> [Task statement]:
Copy every entry exactly as given, minus the images.

● ● ●

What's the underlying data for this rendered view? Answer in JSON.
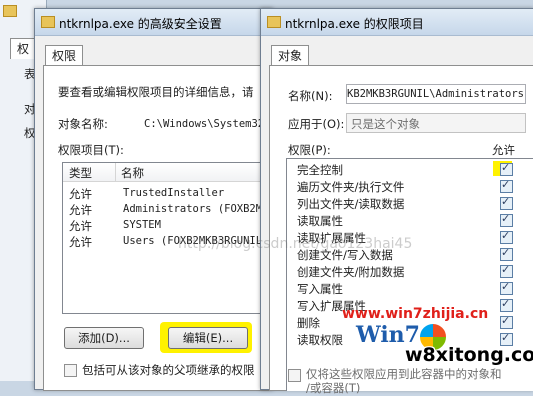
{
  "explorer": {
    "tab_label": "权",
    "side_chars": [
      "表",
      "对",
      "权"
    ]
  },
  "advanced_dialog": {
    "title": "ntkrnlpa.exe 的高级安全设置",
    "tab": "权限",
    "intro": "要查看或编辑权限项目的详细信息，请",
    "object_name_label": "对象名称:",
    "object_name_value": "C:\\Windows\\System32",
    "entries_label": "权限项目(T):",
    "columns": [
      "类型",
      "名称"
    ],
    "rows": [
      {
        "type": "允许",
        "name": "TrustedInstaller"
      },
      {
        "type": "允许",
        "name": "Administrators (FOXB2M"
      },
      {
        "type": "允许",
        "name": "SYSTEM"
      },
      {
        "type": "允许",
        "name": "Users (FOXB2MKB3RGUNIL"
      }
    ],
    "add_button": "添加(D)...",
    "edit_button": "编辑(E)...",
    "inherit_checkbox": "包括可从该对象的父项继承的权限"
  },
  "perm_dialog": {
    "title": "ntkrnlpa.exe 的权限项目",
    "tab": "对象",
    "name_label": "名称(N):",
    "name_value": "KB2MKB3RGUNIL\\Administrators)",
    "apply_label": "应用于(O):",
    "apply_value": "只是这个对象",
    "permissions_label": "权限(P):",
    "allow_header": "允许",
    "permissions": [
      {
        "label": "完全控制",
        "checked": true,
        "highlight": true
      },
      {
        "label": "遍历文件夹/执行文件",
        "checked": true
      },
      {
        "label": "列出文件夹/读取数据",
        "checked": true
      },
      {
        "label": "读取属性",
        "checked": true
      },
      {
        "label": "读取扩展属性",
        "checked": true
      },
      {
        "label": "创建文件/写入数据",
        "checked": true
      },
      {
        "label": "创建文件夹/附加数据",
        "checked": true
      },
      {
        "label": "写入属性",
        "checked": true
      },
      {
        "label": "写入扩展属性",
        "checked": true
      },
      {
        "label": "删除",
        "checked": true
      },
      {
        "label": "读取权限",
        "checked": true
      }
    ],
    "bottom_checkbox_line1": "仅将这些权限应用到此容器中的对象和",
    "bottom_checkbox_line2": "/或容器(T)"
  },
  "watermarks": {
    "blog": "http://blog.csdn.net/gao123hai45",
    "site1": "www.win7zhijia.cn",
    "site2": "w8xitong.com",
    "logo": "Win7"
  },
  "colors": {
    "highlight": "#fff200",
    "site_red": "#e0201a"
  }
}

● ● ●

> [Answer to this problem]:
What's the underlying data for this rendered view? Answer in JSON.
{
  "explorer": {
    "tab_label": "权",
    "side_chars": [
      "表",
      "对",
      "权"
    ]
  },
  "advanced_dialog": {
    "title": "ntkrnlpa.exe 的高级安全设置",
    "tab": "权限",
    "intro": "要查看或编辑权限项目的详细信息，请",
    "object_name_label": "对象名称:",
    "object_name_value": "C:\\Windows\\System32",
    "entries_label": "权限项目(T):",
    "columns": [
      "类型",
      "名称"
    ],
    "rows": [
      {
        "type": "允许",
        "name": "TrustedInstaller"
      },
      {
        "type": "允许",
        "name": "Administrators (FOXB2M"
      },
      {
        "type": "允许",
        "name": "SYSTEM"
      },
      {
        "type": "允许",
        "name": "Users (FOXB2MKB3RGUNIL"
      }
    ],
    "add_button": "添加(D)...",
    "edit_button": "编辑(E)...",
    "inherit_checkbox": "包括可从该对象的父项继承的权限"
  },
  "perm_dialog": {
    "title": "ntkrnlpa.exe 的权限项目",
    "tab": "对象",
    "name_label": "名称(N):",
    "name_value": "KB2MKB3RGUNIL\\Administrators)",
    "apply_label": "应用于(O):",
    "apply_value": "只是这个对象",
    "permissions_label": "权限(P):",
    "allow_header": "允许",
    "permissions": [
      {
        "label": "完全控制",
        "checked": true,
        "highlight": true
      },
      {
        "label": "遍历文件夹/执行文件",
        "checked": true
      },
      {
        "label": "列出文件夹/读取数据",
        "checked": true
      },
      {
        "label": "读取属性",
        "checked": true
      },
      {
        "label": "读取扩展属性",
        "checked": true
      },
      {
        "label": "创建文件/写入数据",
        "checked": true
      },
      {
        "label": "创建文件夹/附加数据",
        "checked": true
      },
      {
        "label": "写入属性",
        "checked": true
      },
      {
        "label": "写入扩展属性",
        "checked": true
      },
      {
        "label": "删除",
        "checked": true
      },
      {
        "label": "读取权限",
        "checked": true
      }
    ],
    "bottom_checkbox_line1": "仅将这些权限应用到此容器中的对象和",
    "bottom_checkbox_line2": "/或容器(T)"
  },
  "watermarks": {
    "blog": "http://blog.csdn.net/gao123hai45",
    "site1": "www.win7zhijia.cn",
    "site2": "w8xitong.com",
    "logo": "Win7"
  },
  "colors": {
    "highlight": "#fff200",
    "site_red": "#e0201a"
  }
}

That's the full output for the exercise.